#### Given request
Which lines of the records contain "tomuto"? Collect every one of them.

────────────────────

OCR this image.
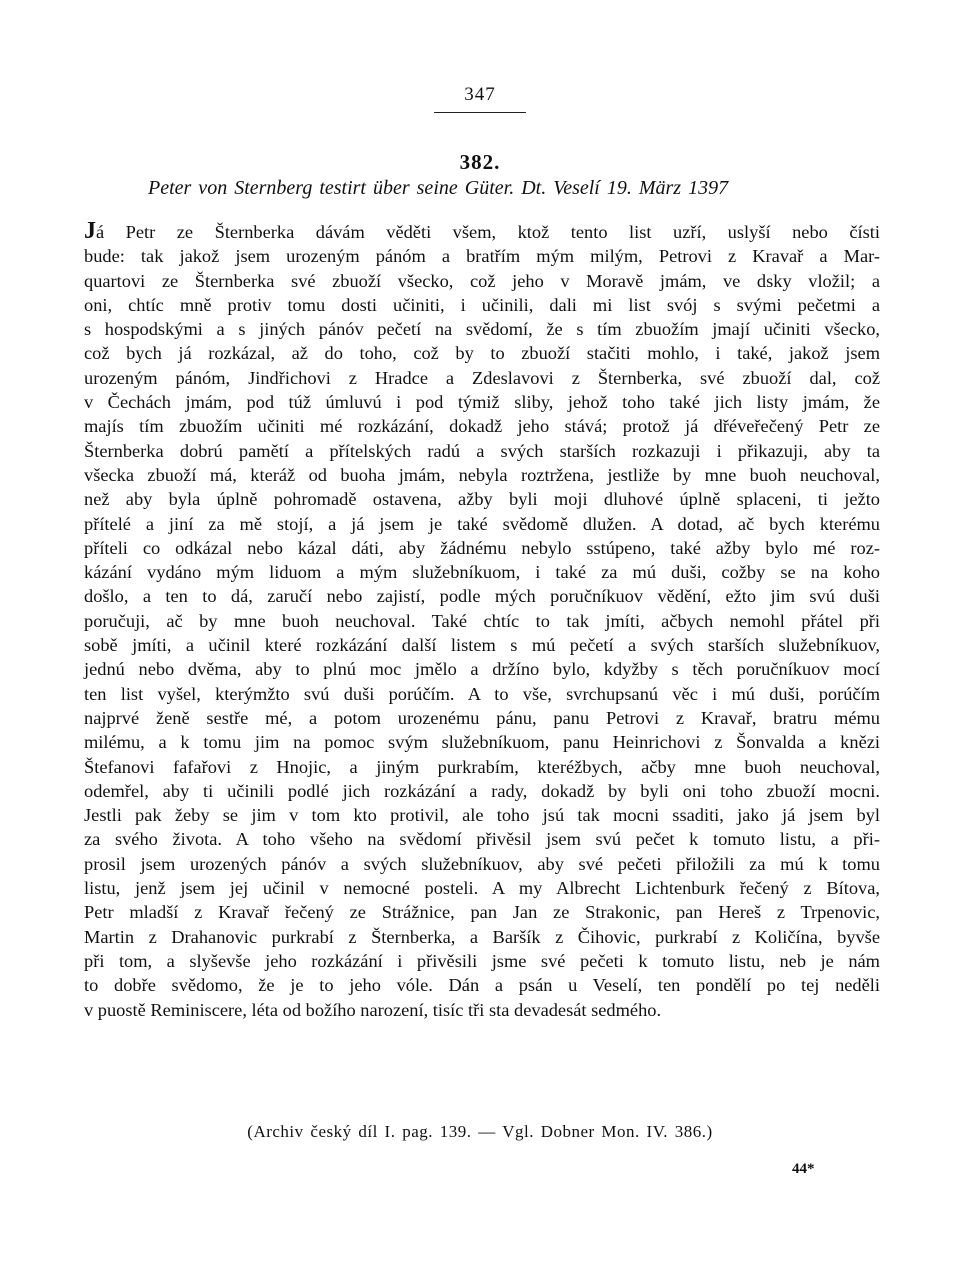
347
382.
Peter von Sternberg testirt über seine Güter. Dt. Veselí 19. März 1397
Já Petr ze Šternberka dávám věděti všem, ktož tento list uzří, uslyší nebo čísti
bude: tak jakož jsem urozeným pánóm a bratřím mým milým, Petrovi z Kravař a Mar-
quartovi ze Šternberka své zbuoží všecko, což jeho v Moravě jmám, ve dsky vložil; a
oni, chtíc mně protiv tomu dosti učiniti, i učinili, dali mi list svój s svými pečetmi a
s hospodskými a s jiných pánóv pečetí na svědomí, že s tím zbuožím jmají učiniti všecko,
což bych já rozkázal, až do toho, což by to zbuoží stačiti mohlo, i také, jakož jsem
urozeným pánóm, Jindřichovi z Hradce a Zdeslavovi z Šternberka, své zbuoží dal, což
v Čechách jmám, pod túž úmluvú i pod týmiž sliby, jehož toho také jich listy jmám, že
majís tím zbuožím učiniti mé rozkázání, dokadž jeho stává; protož já dřéveřečený Petr ze
Šternberka dobrú pamětí a přítelských radú a svých starších rozkazuji i přikazuji, aby ta
všecka zbuoží má, kteráž od buoha jmám, nebyla roztržena, jestliže by mne buoh neuchoval,
než aby byla úplně pohromadě ostavena, ažby byli moji dluhové úplně splaceni, ti ježto
přítelé a jiní za mě stojí, a já jsem je také svědomě dlužen. A dotad, ač bych kterému
příteli co odkázal nebo kázal dáti, aby žádnému nebylo sstúpeno, také ažby bylo mé roz-
kázání vydáno mým liduom a mým služebníkuom, i také za mú duši, cožby se na koho
došlo, a ten to dá, zaručí nebo zajistí, podle mých poručníkuov vědění, ežto jim svú duši
poručuji, ač by mne buoh neuchoval. Také chtíc to tak jmíti, ačbych nemohl přátel při
sobě jmíti, a učinil které rozkázání další listem s mú pečetí a svých starších služebníkuov,
jednú nebo dvěma, aby to plnú moc jmělo a držíno bylo, kdyžby s těch poručníkuov mocí
ten list vyšel, kterýmžto svú duši porúčím. A to vše, svrchupsanú věc i mú duši, porúčím
najprvé ženě sestře mé, a potom urozenému pánu, panu Petrovi z Kravař, bratru mému
milému, a k tomu jim na pomoc svým služebníkuom, panu Heinrichovi z Šonvalda a knězi
Štefanovi fafařovi z Hnojic, a jiným purkrabím, kteréžbych, ačby mne buoh neuchoval,
odemřel, aby ti učinili podlé jich rozkázání a rady, dokadž by byli oni toho zbuoží mocni.
Jestli pak žeby se jim v tom kto protivil, ale toho jsú tak mocni ssaditi, jako já jsem byl
za svého života. A toho všeho na svědomí přivěsil jsem svú pečet k tomuto listu, a při-
prosil jsem urozených pánóv a svých služebníkuov, aby své pečeti přiložili za mú k tomu
listu, jenž jsem jej učinil v nemocné posteli. A my Albrecht Lichtenburk řečený z Bítova,
Petr mladší z Kravař řečený ze Strážnice, pan Jan ze Strakonic, pan Hereš z Trpenovic,
Martin z Drahanovic purkrabí z Šternberka, a Baršík z Čihovic, purkrabí z Količína, byvše
při tom, a slyševše jeho rozkázání i přivěsili jsme své pečeti k tomuto listu, neb je nám
to dobře svědomo, že je to jeho vóle. Dán a psán u Veselí, ten pondělí po tej neděli
v puostě Reminiscere, léta od božího narození, tisíc tři sta devadesát sedmého.
(Archiv český díl I. pag. 139. — Vgl. Dobner Mon. IV. 386.)
44*
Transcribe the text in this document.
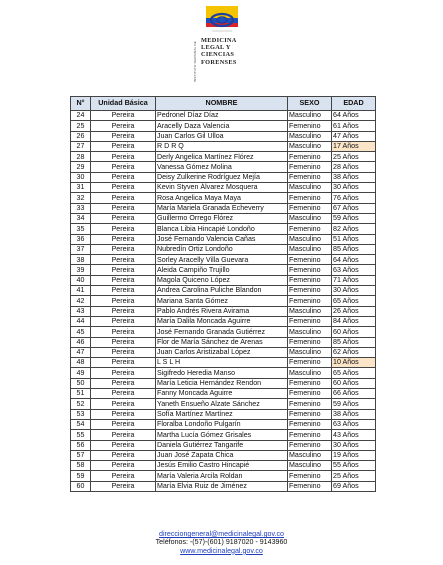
INSTITUTO NACIONAL DE
MEDICINA
LEGAL Y
CIENCIAS
FORENSES
N°	Unidad Básica	NOMBRE	SEXO	EDAD
24	Pereira	Pedronel Díaz Díaz	Masculino	64 Años
25	Pereira	Aracelly Daza Valencia	Femenino	61 Años
26	Pereira	Juan Carlos Gil Ulloa	Masculino	47 Años
27	Pereira	R D R Q	Masculino	17 Años
28	Pereira	Derly Angelica Martínez Flórez	Femenino	25 Años
29	Pereira	Vanessa Gómez Molina	Femenino	28 Años
30	Pereira	Deisy Zulkerine Rodríguez Mejía	Femenino	38 Años
31	Pereira	Kevin Styven Álvarez Mosquera	Masculino	30 Años
32	Pereira	Rosa Angelica Maya Maya	Femenino	76 Años
33	Pereira	María Mariela Granada Echeverry	Femenino	67 Años
34	Pereira	Guillermo Orrego Flórez	Masculino	59 Años
35	Pereira	Blanca Libia Hincapié Londoño	Femenino	82 Años
36	Pereira	José Fernando Valencia Cañas	Masculino	51 Años
37	Pereira	Nubredín Ortiz Londoño	Masculino	85 Años
38	Pereira	Sorley Aracelly Villa Guevara	Femenino	64 Años
39	Pereira	Aleida Campiño Trujillo	Femenino	63 Años
40	Pereira	Magola Quiceno López	Femenino	71 Años
41	Pereira	Andrea Carolina Puliche Blandon	Femenino	30 Años
42	Pereira	Mariana Santa Gómez	Femenino	65 Años
43	Pereira	Pablo Andrés Rivera Avirama	Masculino	26 Años
44	Pereira	María Dalila Moncada Aguirre	Femenino	84 Años
45	Pereira	José Fernando Granada Gutiérrez	Masculino	60 Años
46	Pereira	Flor de María Sánchez de Arenas	Femenino	85 Años
47	Pereira	Juan Carlos Aristizabal López	Masculino	62 Años
48	Pereira	L S L H	Femenino	10 Años
49	Pereira	Sigifredo Heredia Manso	Masculino	65 Años
50	Pereira	María Leticia Hernández Rendon	Femenino	60 Años
51	Pereira	Fanny Moncada Aguirre	Femenino	66 Años
52	Pereira	Yaneth Ensueño Alzate Sánchez	Femenino	59 Años
53	Pereira	Sofía Martínez Martínez	Femenino	38 Años
54	Pereira	Floralba Londoño Pulgarín	Femenino	63 Años
55	Pereira	Martha Lucía Gómez Grisales	Femenino	43 Años
56	Pereira	Daniela Gutiérrez Tangarife	Femenino	30 Años
57	Pereira	Juan José Zapata Chica	Masculino	19 Años
58	Pereira	Jesús Emilio Castro Hincapié	Masculino	55 Años
59	Pereira	María Valeria Arcila Roldan	Femenino	25 Años
60	Pereira	María Elvia Ruiz de Jiménez	Femenino	69 Años
direcciongeneral@medicinalegal.gov.co
Teléfonos: -(57)-(601) 9187020 - 9143960
www.medicinalegal.gov.co
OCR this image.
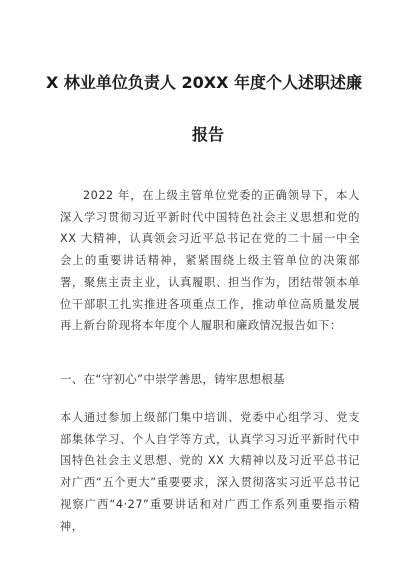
X 林业单位负责人 20XX 年度个人述职述廉
报告
2022 年，在上级主管单位党委的正确领导下，本人深入学习贯彻习近平新时代中国特色社会主义思想和党的 XX 大精神，认真领会习近平总书记在党的二十届一中全会上的重要讲话精神，紧紧围绕上级主管单位的决策部署，聚焦主责主业，认真履职、担当作为，团结带领本单位干部职工扎实推进各项重点工作，推动单位高质量发展再上新台阶现将本年度个人履职和廉政情况报告如下：
一、在“守初心”中崇学善思，铸牢思想根基
本人通过参加上级部门集中培训、党委中心组学习、党支部集体学习、个人自学等方式，认真学习习近平新时代中国特色社会主义思想、党的 XX 大精神以及习近平总书记对广西“五个更大”重要要求，深入贯彻落实习近平总书记视察广西“4·27”重要讲话和对广西工作系列重要指示精神，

────────────────────

#### Solution
za svého života. A toho všeho na svědomí přivěsil jsem svú pečet k tomuto listu, a při-
při tom, a slyševše jeho rozkázání i přivěsili jsme své pečeti k tomuto listu, neb je nám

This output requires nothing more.